• _Written task_: Below are some records. Say how many of their lines contain the string "applied", and give nothing but the number.

::: Data in this exercise

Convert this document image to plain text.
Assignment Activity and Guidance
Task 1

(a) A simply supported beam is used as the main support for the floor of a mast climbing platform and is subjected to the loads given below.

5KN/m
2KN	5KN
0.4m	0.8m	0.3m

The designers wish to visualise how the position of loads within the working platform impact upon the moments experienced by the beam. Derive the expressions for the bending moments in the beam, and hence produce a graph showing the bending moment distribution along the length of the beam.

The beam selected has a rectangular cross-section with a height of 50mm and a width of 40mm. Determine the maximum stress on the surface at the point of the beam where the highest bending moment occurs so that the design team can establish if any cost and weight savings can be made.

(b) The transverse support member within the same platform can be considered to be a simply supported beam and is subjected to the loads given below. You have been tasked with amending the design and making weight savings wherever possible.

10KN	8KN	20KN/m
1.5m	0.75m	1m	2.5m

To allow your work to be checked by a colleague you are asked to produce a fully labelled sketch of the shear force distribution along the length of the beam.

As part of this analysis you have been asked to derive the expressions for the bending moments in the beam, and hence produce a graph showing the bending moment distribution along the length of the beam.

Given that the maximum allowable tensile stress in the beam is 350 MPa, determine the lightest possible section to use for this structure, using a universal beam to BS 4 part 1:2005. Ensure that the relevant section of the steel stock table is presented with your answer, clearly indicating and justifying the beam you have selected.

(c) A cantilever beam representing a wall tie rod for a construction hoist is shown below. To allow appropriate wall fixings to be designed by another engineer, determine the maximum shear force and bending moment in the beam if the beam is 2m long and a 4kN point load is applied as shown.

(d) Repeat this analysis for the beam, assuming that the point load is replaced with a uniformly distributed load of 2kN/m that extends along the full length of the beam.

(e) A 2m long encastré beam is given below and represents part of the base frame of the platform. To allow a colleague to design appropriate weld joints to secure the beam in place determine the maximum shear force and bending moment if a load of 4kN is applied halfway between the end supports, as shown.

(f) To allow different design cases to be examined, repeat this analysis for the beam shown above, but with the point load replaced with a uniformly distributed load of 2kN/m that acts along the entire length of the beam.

::::::

• _Full solution_: 2